start Recorded information

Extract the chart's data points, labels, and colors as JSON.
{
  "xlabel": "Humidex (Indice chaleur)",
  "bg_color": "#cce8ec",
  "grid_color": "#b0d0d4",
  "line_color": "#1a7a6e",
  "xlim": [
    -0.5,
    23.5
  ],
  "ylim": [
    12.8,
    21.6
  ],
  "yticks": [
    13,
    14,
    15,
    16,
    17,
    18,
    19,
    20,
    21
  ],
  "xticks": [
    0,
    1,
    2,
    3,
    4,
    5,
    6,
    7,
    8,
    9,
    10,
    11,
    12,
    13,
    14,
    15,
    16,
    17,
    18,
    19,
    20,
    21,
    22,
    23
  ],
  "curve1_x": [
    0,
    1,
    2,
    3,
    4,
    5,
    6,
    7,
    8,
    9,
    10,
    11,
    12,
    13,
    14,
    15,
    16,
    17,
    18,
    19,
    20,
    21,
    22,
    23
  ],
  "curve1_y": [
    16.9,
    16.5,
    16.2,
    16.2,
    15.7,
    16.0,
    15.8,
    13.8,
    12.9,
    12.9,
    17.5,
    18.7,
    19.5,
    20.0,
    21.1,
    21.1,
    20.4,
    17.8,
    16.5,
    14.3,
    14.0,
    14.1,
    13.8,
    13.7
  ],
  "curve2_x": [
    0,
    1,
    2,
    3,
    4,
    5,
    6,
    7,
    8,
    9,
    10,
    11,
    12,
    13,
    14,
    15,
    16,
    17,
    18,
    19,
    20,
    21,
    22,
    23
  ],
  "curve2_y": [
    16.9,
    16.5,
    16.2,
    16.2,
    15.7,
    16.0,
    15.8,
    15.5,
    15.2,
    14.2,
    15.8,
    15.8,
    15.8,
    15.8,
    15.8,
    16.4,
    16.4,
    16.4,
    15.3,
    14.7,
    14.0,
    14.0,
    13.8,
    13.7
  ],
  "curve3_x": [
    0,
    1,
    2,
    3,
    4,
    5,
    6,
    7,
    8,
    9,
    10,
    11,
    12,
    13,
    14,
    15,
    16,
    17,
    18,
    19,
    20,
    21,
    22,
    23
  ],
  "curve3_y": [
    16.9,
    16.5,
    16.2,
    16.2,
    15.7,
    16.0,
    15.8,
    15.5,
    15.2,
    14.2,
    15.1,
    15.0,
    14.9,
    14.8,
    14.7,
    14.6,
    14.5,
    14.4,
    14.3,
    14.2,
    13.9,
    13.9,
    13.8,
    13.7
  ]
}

end Recorded information

Given instruction: Copy every line verbatim.

Answer to this exercise:
Extract the chart's data points, labels, and colors as JSON.
{
  "xlabel": "Humidex (Indice chaleur)",
  "bg_color": "#cce8ec",
  "grid_color": "#b0d0d4",
  "line_color": "#1a7a6e",
  "xlim": [
    -0.5,
    23.5
  ],
  "ylim": [
    12.8,
    21.6
  ],
  "yticks": [
    13,
    14,
    15,
    16,
    17,
    18,
    19,
    20,
    21
  ],
  "xticks": [
    0,
    1,
    2,
    3,
    4,
    5,
    6,
    7,
    8,
    9,
    10,
    11,
    12,
    13,
    14,
    15,
    16,
    17,
    18,
    19,
    20,
    21,
    22,
    23
  ],
  "curve1_x": [
    0,
    1,
    2,
    3,
    4,
    5,
    6,
    7,
    8,
    9,
    10,
    11,
    12,
    13,
    14,
    15,
    16,
    17,
    18,
    19,
    20,
    21,
    22,
    23
  ],
  "curve1_y": [
    16.9,
    16.5,
    16.2,
    16.2,
    15.7,
    16.0,
    15.8,
    13.8,
    12.9,
    12.9,
    17.5,
    18.7,
    19.5,
    20.0,
    21.1,
    21.1,
    20.4,
    17.8,
    16.5,
    14.3,
    14.0,
    14.1,
    13.8,
    13.7
  ],
  "curve2_x": [
    0,
    1,
    2,
    3,
    4,
    5,
    6,
    7,
    8,
    9,
    10,
    11,
    12,
    13,
    14,
    15,
    16,
    17,
    18,
    19,
    20,
    21,
    22,
    23
  ],
  "curve2_y": [
    16.9,
    16.5,
    16.2,
    16.2,
    15.7,
    16.0,
    15.8,
    15.5,
    15.2,
    14.2,
    15.8,
    15.8,
    15.8,
    15.8,
    15.8,
    16.4,
    16.4,
    16.4,
    15.3,
    14.7,
    14.0,
    14.0,
    13.8,
    13.7
  ],
  "curve3_x": [
    0,
    1,
    2,
    3,
    4,
    5,
    6,
    7,
    8,
    9,
    10,
    11,
    12,
    13,
    14,
    15,
    16,
    17,
    18,
    19,
    20,
    21,
    22,
    23
  ],
  "curve3_y": [
    16.9,
    16.5,
    16.2,
    16.2,
    15.7,
    16.0,
    15.8,
    15.5,
    15.2,
    14.2,
    15.1,
    15.0,
    14.9,
    14.8,
    14.7,
    14.6,
    14.5,
    14.4,
    14.3,
    14.2,
    13.9,
    13.9,
    13.8,
    13.7
  ]
}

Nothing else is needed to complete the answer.